| Work to be completed |
Extract each record and reproduce it exactly.

| Entries provided |
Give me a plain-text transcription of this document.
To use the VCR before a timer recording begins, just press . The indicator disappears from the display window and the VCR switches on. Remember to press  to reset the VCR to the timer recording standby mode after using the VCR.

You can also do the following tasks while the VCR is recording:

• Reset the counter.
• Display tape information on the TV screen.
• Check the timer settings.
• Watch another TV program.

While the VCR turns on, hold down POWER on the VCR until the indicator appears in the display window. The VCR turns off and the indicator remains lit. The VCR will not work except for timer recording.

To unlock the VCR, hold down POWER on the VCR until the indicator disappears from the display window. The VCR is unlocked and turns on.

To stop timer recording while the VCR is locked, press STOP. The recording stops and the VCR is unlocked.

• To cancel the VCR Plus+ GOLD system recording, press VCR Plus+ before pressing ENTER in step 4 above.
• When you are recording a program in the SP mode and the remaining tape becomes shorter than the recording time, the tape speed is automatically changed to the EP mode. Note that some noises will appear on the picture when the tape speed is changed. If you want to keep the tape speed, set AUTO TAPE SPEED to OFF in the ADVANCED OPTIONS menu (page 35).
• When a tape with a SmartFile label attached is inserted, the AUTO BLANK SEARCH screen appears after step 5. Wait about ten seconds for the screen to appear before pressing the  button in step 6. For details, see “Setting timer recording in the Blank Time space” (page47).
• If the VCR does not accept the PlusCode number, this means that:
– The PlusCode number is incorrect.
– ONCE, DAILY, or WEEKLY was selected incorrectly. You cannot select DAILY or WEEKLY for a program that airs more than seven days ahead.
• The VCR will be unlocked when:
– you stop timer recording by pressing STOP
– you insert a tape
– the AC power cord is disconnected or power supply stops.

| Exercise response |
Give me a plain-text transcription of this document.
To use the VCR before a timer recording begins, just press . The indicator disappears from the display window and the VCR switches on. Remember to press  to reset the VCR to the timer recording standby mode after using the VCR.

You can also do the following tasks while the VCR is recording:

• Reset the counter.
• Display tape information on the TV screen.
• Check the timer settings.
• Watch another TV program.

While the VCR turns on, hold down POWER on the VCR until the indicator appears in the display window. The VCR turns off and the indicator remains lit. The VCR will not work except for timer recording.

To unlock the VCR, hold down POWER on the VCR until the indicator disappears from the display window. The VCR is unlocked and turns on.

To stop timer recording while the VCR is locked, press STOP. The recording stops and the VCR is unlocked.

• To cancel the VCR Plus+ GOLD system recording, press VCR Plus+ before pressing ENTER in step 4 above.
• When you are recording a program in the SP mode and the remaining tape becomes shorter than the recording time, the tape speed is automatically changed to the EP mode. Note that some noises will appear on the picture when the tape speed is changed. If you want to keep the tape speed, set AUTO TAPE SPEED to OFF in the ADVANCED OPTIONS menu (page 35).
• When a tape with a SmartFile label attached is inserted, the AUTO BLANK SEARCH screen appears after step 5. Wait about ten seconds for the screen to appear before pressing the  button in step 6. For details, see “Setting timer recording in the Blank Time space” (page47).
• If the VCR does not accept the PlusCode number, this means that:
– The PlusCode number is incorrect.
– ONCE, DAILY, or WEEKLY was selected incorrectly. You cannot select DAILY or WEEKLY for a program that airs more than seven days ahead.
• The VCR will be unlocked when:
– you stop timer recording by pressing STOP
– you insert a tape
– the AC power cord is disconnected or power supply stops.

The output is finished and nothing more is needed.